Start Page text
Member of the Canadian Parliament for Jacques Cartier
- In office 1922–1930
- Preceded by: David Arthur Lafortune
- Succeeded by: Georges-Philippe Laurin

Member of the Legislative Assembly of Quebec for Jacques-Cartier
- In office 1933–1935
- Preceded by: Victor Marchand
- Succeeded by: Frederick Arthur Monk

Personal details
- Born: September 13, 1874 Montreal, Quebec, Canada
- Died: August 10, 1954 (aged 79) Montreal, Quebec, Canada
- Party: Liberal
- Other political affiliations: Quebec Liberal Party

= Joseph-Théodule Rhéaume =

Canadian politician

Joseph-Théodule Rhéaume (September 13, 1874 - August 10, 1954) was a Quebec politician, lawyer and judge.

Rhéaume earned his law degree at Laval University at Montreal and was admitted to the bar in 1903 and became King's Counsel in 1914.
End Page text
## Set problem
Print the passage of the Rhéaume biography from "Personal details" to "Counsel in 1914.", with no changes. The data that follows comes from a separate source.
Start Dataset
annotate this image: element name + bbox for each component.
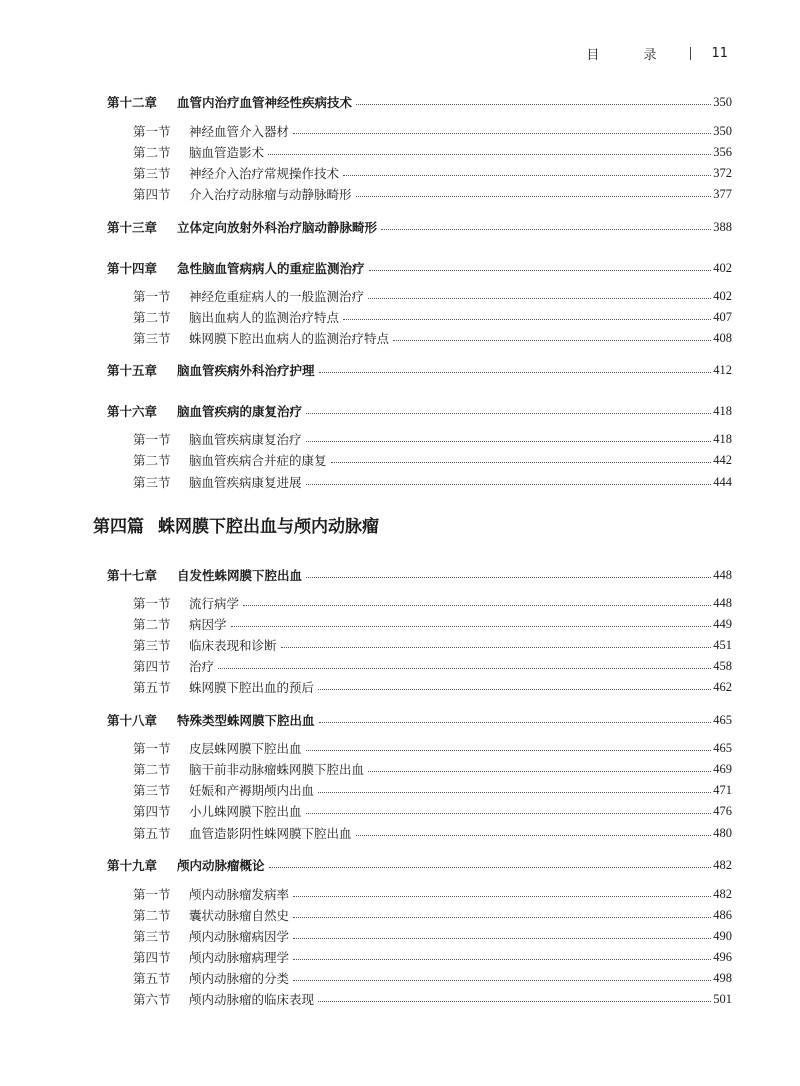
End Dataset
Start Dataset
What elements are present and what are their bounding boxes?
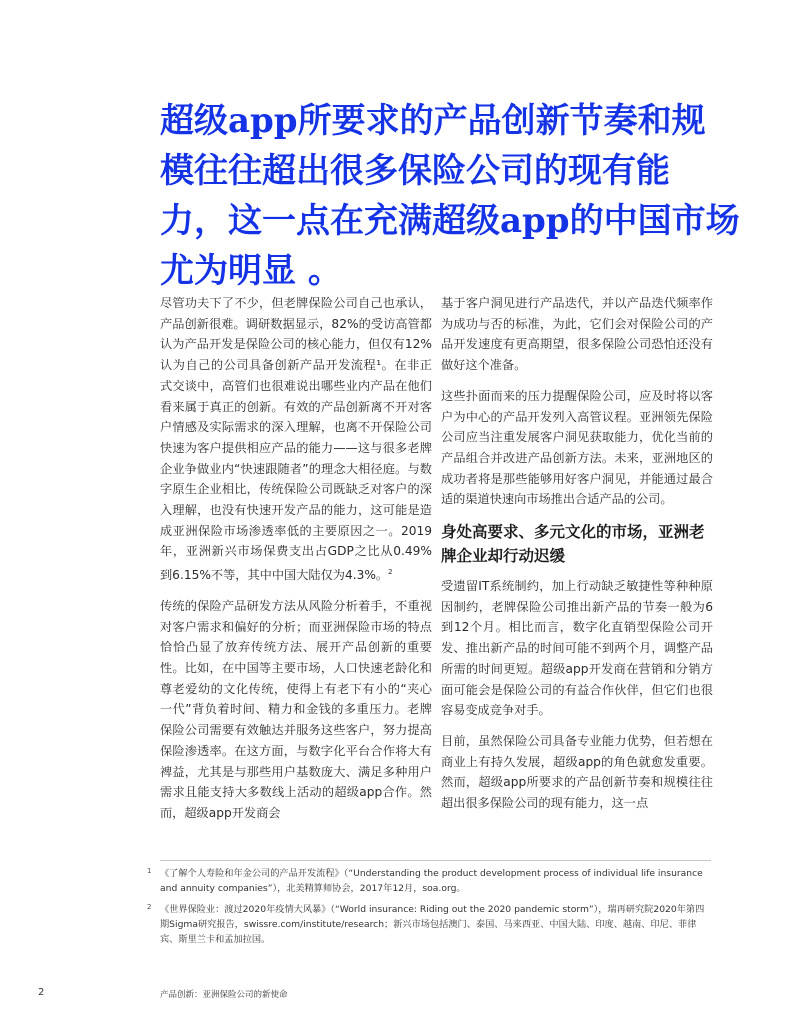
End Dataset
## Worked solution
Personal details
- Born: September 13, 1874 Montreal, Quebec, Canada
- Died: August 10, 1954 (aged 79) Montreal, Quebec, Canada
- Party: Liberal
- Other political affiliations: Quebec Liberal Party

= Joseph-Théodule Rhéaume =

Canadian politician

Joseph-Théodule Rhéaume (September 13, 1874 - August 10, 1954) was a Quebec politician, lawyer and judge.

Rhéaume earned his law degree at Laval University at Montreal and was admitted to the bar in 1903 and became King's Counsel in 1914.